__Requirements__: Search the material below for the string "Стимулирование" and list each line that holds it.

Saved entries
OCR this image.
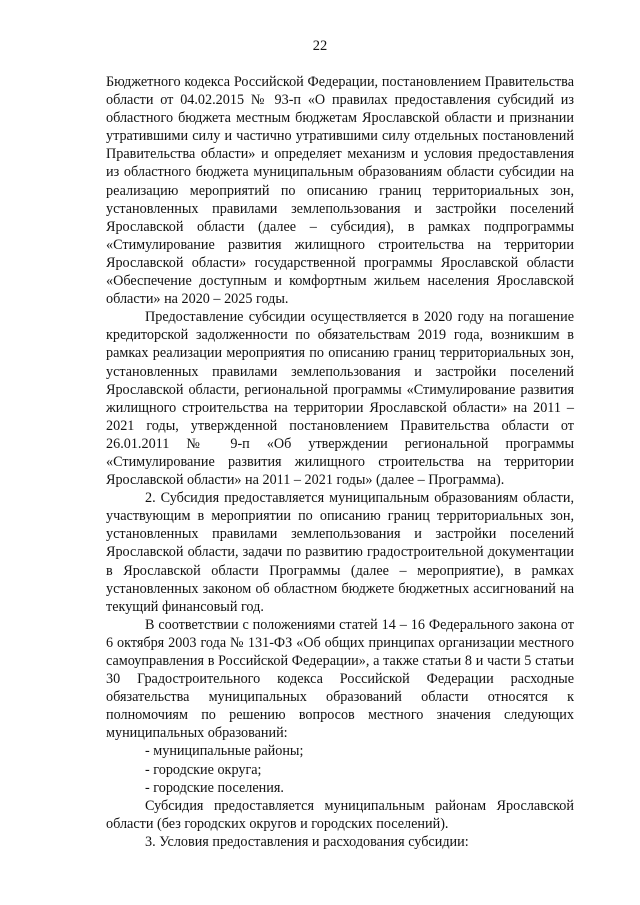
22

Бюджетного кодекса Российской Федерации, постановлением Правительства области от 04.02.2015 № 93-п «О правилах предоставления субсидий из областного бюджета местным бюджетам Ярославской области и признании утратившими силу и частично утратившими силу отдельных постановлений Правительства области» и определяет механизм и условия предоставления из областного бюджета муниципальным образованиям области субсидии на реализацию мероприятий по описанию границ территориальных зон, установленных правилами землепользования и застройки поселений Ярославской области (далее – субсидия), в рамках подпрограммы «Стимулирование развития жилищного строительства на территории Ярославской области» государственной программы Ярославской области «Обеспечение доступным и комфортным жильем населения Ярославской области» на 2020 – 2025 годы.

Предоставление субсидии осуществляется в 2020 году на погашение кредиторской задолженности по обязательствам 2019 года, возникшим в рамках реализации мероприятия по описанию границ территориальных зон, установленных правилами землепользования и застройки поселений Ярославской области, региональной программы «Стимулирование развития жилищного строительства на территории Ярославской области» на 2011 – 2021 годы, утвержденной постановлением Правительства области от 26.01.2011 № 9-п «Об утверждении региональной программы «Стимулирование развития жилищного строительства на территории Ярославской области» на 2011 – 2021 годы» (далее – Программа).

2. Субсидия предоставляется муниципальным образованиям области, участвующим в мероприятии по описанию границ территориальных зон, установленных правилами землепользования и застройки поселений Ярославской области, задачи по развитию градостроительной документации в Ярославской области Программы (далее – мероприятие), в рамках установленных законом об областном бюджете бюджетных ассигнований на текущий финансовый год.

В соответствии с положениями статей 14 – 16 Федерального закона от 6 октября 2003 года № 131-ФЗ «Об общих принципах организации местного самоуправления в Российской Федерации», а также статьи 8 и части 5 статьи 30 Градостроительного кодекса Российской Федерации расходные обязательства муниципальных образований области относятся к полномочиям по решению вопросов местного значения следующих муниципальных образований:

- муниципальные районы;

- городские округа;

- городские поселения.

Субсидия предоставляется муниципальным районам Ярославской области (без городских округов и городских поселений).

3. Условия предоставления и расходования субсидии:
--
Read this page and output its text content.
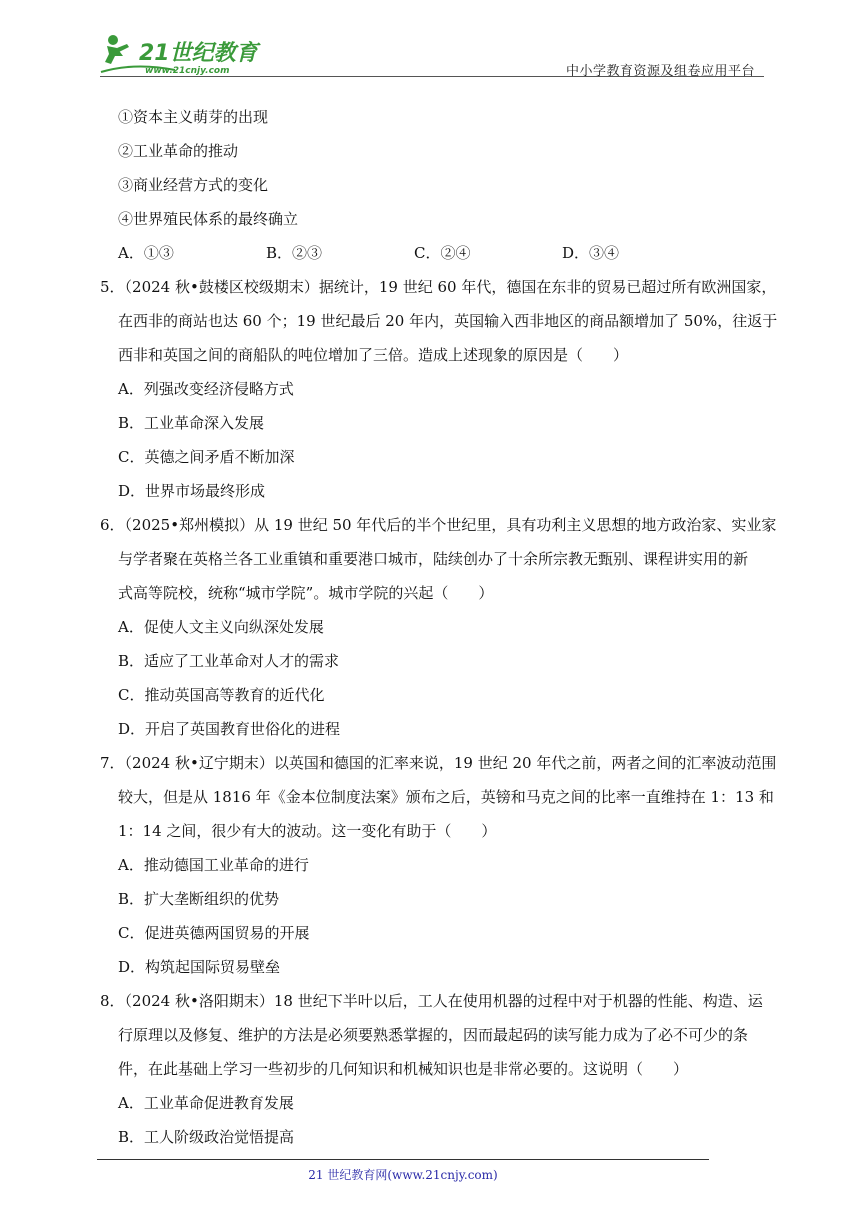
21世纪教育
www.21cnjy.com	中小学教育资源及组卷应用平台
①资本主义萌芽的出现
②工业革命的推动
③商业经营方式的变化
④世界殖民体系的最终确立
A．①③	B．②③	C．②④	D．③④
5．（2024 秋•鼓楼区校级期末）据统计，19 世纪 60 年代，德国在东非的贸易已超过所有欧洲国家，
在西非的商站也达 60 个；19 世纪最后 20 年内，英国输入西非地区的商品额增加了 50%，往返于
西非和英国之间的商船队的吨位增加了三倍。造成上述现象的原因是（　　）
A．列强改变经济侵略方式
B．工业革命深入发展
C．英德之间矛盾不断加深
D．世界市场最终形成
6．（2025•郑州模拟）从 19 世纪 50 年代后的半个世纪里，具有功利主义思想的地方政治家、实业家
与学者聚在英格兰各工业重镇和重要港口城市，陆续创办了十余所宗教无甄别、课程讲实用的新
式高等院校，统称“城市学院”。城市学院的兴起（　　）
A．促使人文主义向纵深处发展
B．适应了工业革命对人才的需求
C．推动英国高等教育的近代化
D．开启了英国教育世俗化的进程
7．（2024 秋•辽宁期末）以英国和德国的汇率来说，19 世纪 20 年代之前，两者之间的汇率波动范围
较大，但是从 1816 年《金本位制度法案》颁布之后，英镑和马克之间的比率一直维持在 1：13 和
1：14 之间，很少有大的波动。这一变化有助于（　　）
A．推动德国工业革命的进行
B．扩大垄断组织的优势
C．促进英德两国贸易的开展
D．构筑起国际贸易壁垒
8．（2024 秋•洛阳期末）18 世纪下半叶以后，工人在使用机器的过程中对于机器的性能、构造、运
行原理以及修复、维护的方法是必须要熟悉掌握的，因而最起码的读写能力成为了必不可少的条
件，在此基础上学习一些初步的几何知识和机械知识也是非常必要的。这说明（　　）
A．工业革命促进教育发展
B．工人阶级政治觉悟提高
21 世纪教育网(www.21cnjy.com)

__Correct result__:
Бюджетного кодекса Российской Федерации, постановлением Правительства области от 04.02.2015 № 93-п «О правилах предоставления субсидий из областного бюджета местным бюджетам Ярославской области и признании утратившими силу и частично утратившими силу отдельных постановлений Правительства области» и определяет механизм и условия предоставления из областного бюджета муниципальным образованиям области субсидии на реализацию мероприятий по описанию границ территориальных зон, установленных правилами землепользования и застройки поселений Ярославской области (далее – субсидия), в рамках подпрограммы «Стимулирование развития жилищного строительства на территории Ярославской области» государственной программы Ярославской области «Обеспечение доступным и комфортным жильем населения Ярославской области» на 2020 – 2025 годы.
Предоставление субсидии осуществляется в 2020 году на погашение кредиторской задолженности по обязательствам 2019 года, возникшим в рамках реализации мероприятия по описанию границ территориальных зон, установленных правилами землепользования и застройки поселений Ярославской области, региональной программы «Стимулирование развития жилищного строительства на территории Ярославской области» на 2011 – 2021 годы, утвержденной постановлением Правительства области от 26.01.2011 № 9-п «Об утверждении региональной программы «Стимулирование развития жилищного строительства на территории Ярославской области» на 2011 – 2021 годы» (далее – Программа).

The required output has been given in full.